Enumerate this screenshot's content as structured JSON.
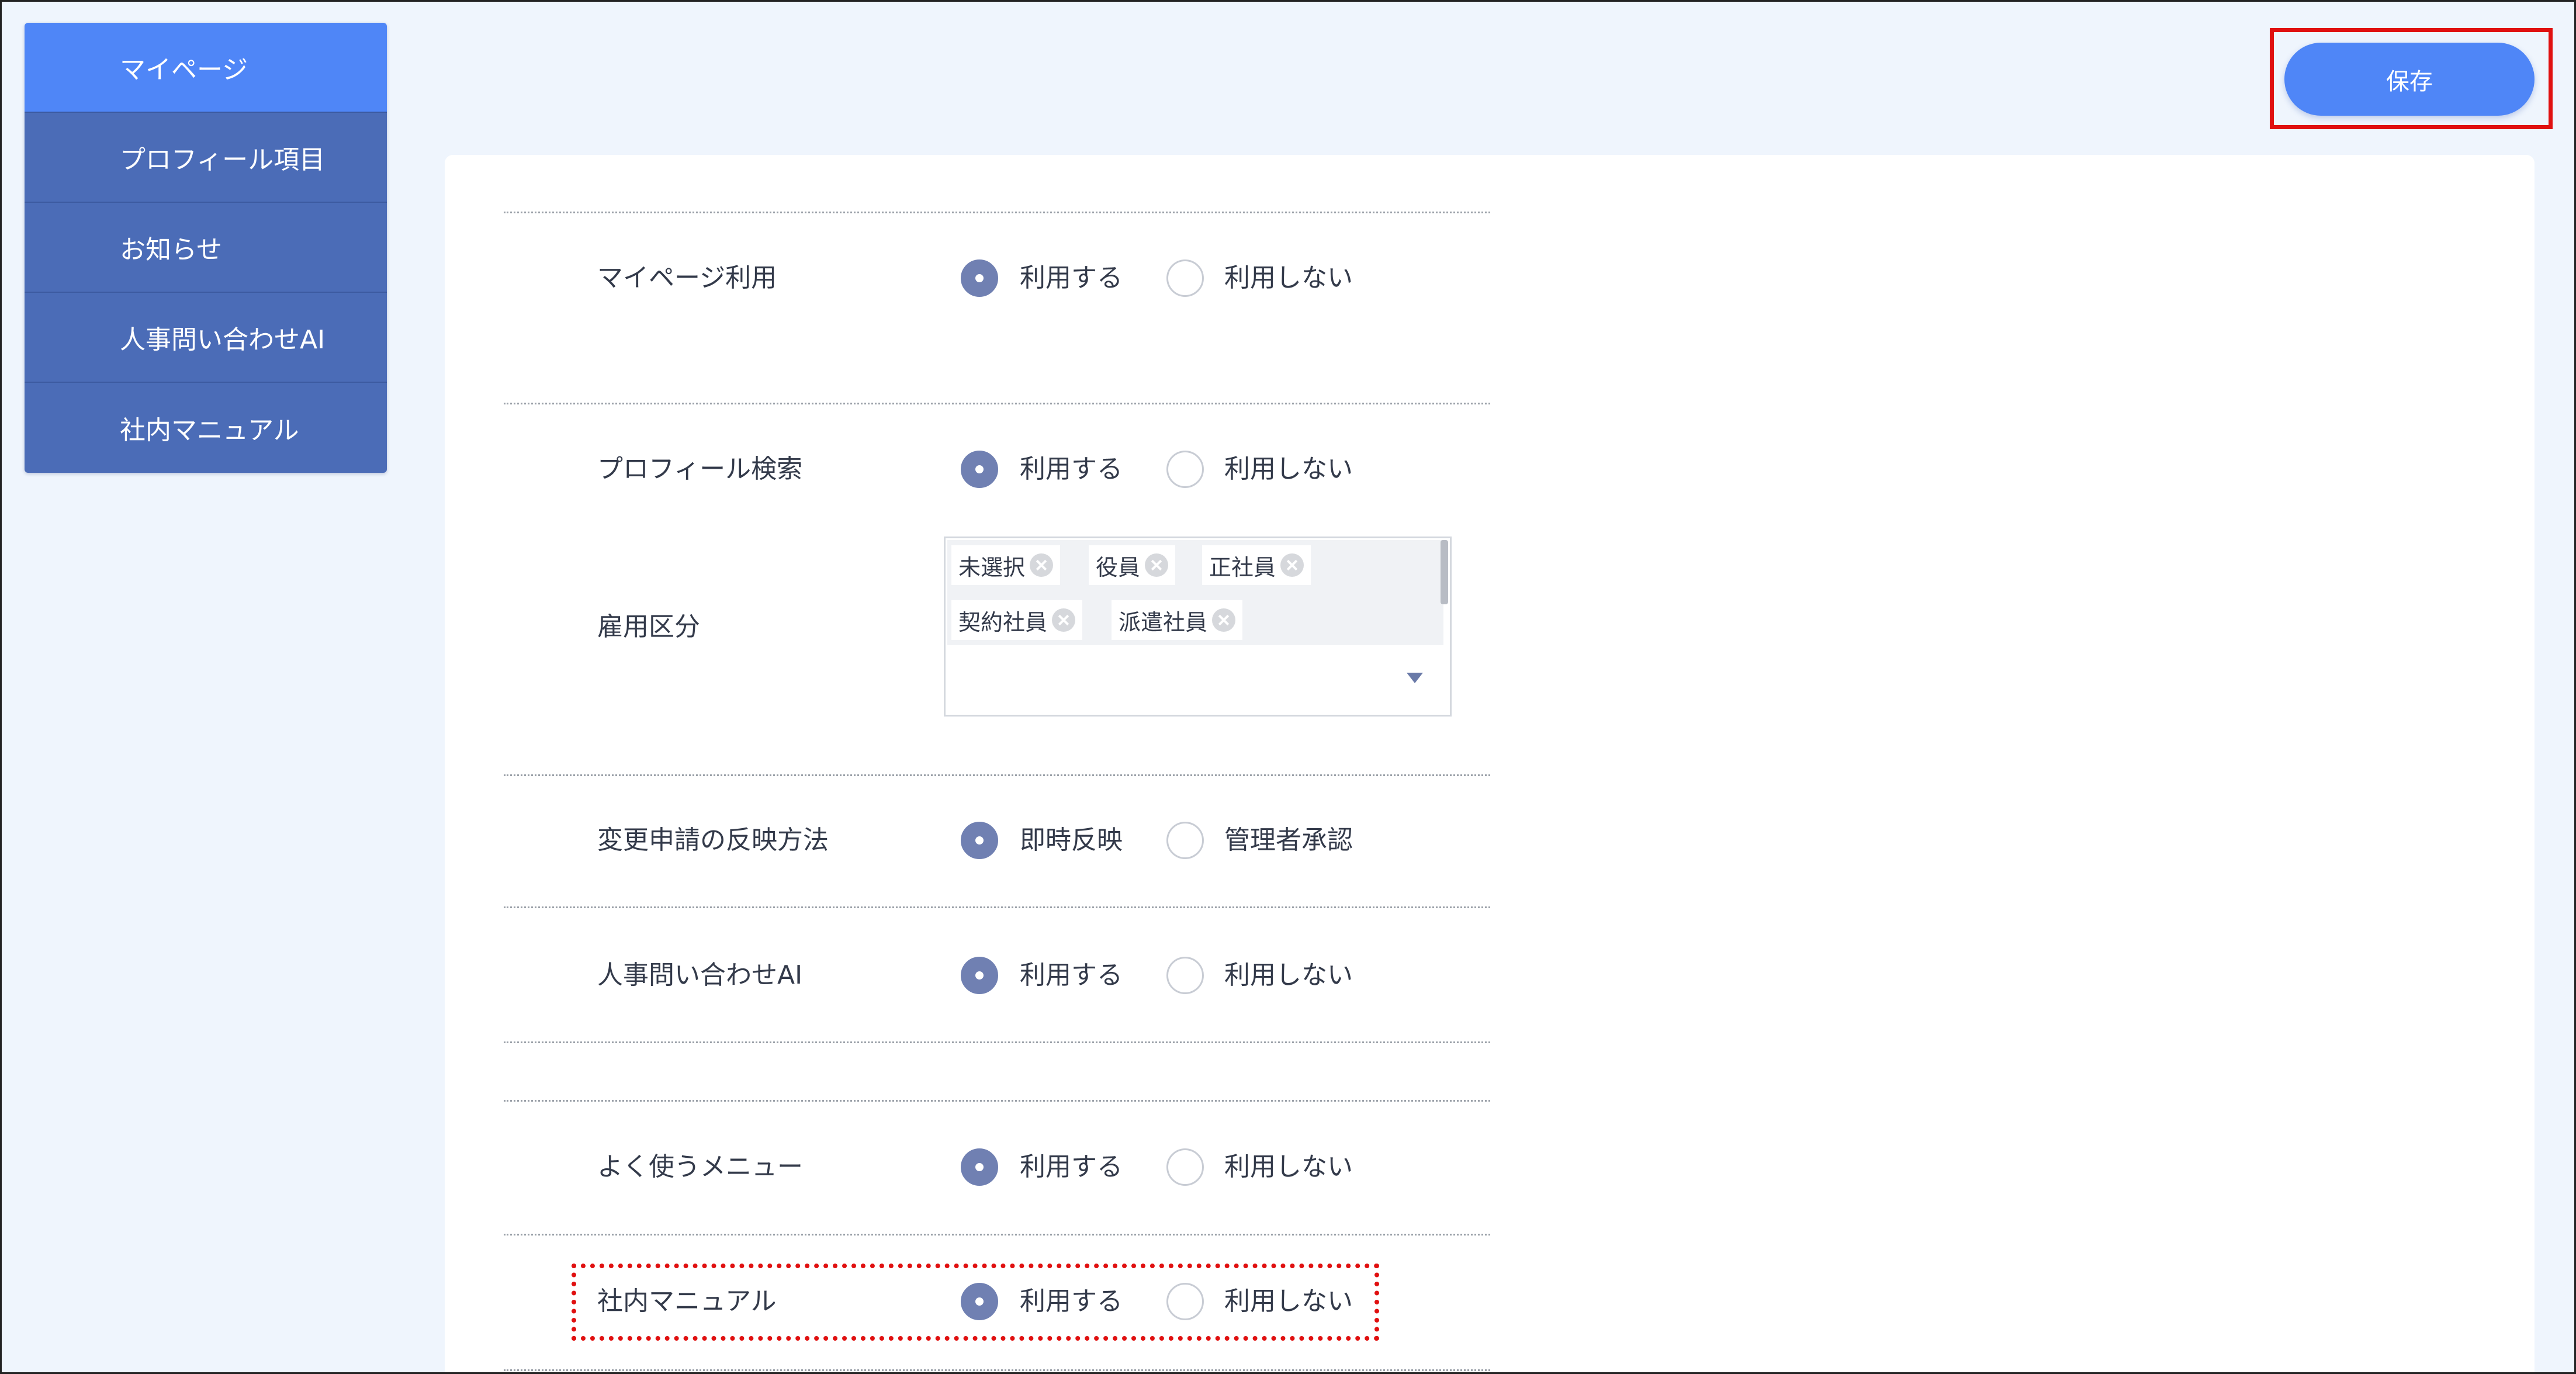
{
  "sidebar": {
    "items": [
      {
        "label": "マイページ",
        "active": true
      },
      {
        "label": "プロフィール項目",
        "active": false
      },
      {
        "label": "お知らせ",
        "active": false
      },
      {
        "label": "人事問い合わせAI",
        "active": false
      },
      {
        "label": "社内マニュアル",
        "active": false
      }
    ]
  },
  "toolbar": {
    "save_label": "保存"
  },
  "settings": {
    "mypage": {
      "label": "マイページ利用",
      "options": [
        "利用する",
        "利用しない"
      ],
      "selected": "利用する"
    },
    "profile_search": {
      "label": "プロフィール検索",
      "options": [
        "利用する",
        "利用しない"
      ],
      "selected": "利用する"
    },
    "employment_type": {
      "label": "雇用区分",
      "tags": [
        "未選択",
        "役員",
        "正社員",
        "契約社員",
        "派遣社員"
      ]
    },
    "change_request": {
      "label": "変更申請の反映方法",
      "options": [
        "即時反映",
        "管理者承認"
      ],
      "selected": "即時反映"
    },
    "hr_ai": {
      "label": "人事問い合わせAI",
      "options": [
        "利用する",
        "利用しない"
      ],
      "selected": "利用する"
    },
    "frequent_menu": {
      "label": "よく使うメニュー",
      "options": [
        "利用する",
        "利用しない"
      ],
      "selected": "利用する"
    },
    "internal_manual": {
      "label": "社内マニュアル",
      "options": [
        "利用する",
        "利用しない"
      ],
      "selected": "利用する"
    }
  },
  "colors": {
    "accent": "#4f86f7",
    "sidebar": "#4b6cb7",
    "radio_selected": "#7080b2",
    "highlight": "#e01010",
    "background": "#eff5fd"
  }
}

==============================

EXERCISE TASK
Omit any images, then output the listing exactly.

EXERCISE OUTPUT
Enumerate this screenshot's content as structured JSON.
{
  "sidebar": {
    "items": [
      {
        "label": "マイページ",
        "active": true
      },
      {
        "label": "プロフィール項目",
        "active": false
      },
      {
        "label": "お知らせ",
        "active": false
      },
      {
        "label": "人事問い合わせAI",
        "active": false
      },
      {
        "label": "社内マニュアル",
        "active": false
      }
    ]
  },
  "toolbar": {
    "save_label": "保存"
  },
  "settings": {
    "mypage": {
      "label": "マイページ利用",
      "options": [
        "利用する",
        "利用しない"
      ],
      "selected": "利用する"
    },
    "profile_search": {
      "label": "プロフィール検索",
      "options": [
        "利用する",
        "利用しない"
      ],
      "selected": "利用する"
    },
    "employment_type": {
      "label": "雇用区分",
      "tags": [
        "未選択",
        "役員",
        "正社員",
        "契約社員",
        "派遣社員"
      ]
    },
    "change_request": {
      "label": "変更申請の反映方法",
      "options": [
        "即時反映",
        "管理者承認"
      ],
      "selected": "即時反映"
    },
    "hr_ai": {
      "label": "人事問い合わせAI",
      "options": [
        "利用する",
        "利用しない"
      ],
      "selected": "利用する"
    },
    "frequent_menu": {
      "label": "よく使うメニュー",
      "options": [
        "利用する",
        "利用しない"
      ],
      "selected": "利用する"
    },
    "internal_manual": {
      "label": "社内マニュアル",
      "options": [
        "利用する",
        "利用しない"
      ],
      "selected": "利用する"
    }
  },
  "colors": {
    "accent": "#4f86f7",
    "sidebar": "#4b6cb7",
    "radio_selected": "#7080b2",
    "highlight": "#e01010",
    "background": "#eff5fd"
  }
}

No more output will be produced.